Exercise objective
Check each line of the records below for the word "ratio" and copy those where it appears.

━━━━━━━━━━━━━━━━━━━━━━━━━━━━━━

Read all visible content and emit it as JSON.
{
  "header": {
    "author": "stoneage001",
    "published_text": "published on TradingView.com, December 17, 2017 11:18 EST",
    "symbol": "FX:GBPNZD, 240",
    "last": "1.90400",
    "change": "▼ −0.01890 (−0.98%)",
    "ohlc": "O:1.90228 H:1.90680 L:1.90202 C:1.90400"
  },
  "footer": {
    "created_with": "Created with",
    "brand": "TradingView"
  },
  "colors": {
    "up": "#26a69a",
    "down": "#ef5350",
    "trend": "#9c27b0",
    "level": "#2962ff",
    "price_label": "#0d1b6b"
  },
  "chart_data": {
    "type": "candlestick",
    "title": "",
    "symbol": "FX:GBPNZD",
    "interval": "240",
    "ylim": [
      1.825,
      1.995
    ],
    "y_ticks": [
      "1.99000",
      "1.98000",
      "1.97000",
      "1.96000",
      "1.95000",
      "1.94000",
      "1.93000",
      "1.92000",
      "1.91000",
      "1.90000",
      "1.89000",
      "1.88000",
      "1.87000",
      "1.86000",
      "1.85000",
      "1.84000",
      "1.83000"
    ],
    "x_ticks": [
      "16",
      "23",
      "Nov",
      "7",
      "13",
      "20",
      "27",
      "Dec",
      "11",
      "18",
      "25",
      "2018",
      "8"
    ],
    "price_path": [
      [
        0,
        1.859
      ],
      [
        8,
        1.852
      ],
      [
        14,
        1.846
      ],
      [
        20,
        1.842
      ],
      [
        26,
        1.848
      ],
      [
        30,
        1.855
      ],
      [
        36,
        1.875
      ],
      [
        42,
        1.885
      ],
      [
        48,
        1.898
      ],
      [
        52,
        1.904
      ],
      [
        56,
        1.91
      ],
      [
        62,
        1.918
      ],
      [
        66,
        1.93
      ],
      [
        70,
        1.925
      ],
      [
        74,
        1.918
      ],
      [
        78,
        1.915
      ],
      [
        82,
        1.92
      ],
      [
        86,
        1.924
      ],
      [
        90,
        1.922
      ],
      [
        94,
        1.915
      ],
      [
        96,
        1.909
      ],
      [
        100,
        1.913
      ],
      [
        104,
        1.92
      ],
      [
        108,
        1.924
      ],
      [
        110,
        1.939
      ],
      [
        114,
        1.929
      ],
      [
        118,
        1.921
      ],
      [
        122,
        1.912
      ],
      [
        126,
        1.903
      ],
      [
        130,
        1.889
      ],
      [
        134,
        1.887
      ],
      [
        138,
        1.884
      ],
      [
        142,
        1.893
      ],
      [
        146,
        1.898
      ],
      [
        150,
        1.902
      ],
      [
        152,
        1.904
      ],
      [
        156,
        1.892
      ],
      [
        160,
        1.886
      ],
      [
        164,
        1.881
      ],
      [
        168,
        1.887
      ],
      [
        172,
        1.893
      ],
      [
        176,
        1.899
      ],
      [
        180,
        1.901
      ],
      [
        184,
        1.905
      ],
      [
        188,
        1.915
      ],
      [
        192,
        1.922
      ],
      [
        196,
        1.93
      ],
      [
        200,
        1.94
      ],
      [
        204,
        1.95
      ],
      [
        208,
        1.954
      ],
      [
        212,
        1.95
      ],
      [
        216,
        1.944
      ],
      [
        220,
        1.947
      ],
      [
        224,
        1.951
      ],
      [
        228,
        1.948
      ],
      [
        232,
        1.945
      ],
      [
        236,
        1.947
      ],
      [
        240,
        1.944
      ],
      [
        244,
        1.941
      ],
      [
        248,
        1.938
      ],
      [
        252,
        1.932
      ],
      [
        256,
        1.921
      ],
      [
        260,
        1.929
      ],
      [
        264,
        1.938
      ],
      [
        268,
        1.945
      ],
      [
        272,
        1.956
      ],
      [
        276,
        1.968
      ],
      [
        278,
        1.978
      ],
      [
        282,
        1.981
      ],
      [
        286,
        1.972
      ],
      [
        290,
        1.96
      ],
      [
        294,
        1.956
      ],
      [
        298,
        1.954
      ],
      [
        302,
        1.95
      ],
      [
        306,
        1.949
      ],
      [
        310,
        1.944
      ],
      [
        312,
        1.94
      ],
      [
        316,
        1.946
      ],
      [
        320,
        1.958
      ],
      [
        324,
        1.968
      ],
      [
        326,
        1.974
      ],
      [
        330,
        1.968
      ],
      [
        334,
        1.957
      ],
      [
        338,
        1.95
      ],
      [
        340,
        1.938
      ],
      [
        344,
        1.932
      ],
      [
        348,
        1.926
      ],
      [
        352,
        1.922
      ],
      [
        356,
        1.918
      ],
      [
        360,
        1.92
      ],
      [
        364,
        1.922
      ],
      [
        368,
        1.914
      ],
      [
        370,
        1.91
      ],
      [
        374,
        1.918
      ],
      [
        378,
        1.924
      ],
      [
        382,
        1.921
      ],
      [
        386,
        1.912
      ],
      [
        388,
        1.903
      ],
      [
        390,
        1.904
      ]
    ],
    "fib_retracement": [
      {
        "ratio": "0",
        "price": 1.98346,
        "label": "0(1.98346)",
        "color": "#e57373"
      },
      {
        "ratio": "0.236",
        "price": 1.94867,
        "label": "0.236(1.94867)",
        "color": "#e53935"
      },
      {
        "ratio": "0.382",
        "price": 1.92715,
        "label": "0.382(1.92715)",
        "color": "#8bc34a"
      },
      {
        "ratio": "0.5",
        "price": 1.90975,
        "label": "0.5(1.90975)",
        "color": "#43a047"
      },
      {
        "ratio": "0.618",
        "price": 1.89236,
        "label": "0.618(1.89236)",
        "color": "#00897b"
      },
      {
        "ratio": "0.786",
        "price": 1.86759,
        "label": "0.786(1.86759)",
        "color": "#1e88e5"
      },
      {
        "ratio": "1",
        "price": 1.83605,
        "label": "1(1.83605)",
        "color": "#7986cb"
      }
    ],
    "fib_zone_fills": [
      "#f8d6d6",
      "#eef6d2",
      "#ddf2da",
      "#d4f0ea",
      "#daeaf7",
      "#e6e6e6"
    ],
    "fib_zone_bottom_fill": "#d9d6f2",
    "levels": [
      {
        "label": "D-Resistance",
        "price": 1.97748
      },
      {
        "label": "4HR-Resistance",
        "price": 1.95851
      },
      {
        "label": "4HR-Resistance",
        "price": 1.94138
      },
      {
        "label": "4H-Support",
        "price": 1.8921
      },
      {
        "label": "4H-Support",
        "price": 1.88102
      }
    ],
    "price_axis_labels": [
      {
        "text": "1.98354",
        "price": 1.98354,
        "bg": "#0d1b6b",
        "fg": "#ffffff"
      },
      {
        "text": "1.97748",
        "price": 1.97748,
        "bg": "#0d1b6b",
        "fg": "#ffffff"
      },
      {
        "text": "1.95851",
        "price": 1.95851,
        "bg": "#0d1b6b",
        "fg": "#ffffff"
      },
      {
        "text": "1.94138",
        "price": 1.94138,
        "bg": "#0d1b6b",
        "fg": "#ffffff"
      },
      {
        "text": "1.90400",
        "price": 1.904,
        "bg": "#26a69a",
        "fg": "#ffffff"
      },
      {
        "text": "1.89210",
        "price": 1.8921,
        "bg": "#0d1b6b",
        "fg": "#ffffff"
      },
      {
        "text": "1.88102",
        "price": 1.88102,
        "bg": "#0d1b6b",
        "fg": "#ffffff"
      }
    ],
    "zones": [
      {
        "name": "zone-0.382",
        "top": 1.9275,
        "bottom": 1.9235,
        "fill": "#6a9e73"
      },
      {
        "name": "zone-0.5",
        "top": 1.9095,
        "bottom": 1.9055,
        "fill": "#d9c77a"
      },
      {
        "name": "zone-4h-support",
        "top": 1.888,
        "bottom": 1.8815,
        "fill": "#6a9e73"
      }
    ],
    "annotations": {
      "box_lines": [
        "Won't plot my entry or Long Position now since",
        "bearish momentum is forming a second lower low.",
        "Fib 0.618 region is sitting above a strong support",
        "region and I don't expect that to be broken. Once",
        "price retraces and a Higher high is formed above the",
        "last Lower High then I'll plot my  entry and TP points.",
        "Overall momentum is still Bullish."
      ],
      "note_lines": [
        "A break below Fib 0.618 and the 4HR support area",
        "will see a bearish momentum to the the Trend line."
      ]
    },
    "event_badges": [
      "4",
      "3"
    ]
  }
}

━━━━━━━━━━━━━━━━━━━━━━━━━━━━━━

Result of this exercise
        "ratio": "0",
        "ratio": "0.236",
        "ratio": "0.382",
        "ratio": "0.5",
        "ratio": "0.618",
        "ratio": "0.786",
        "ratio": "1",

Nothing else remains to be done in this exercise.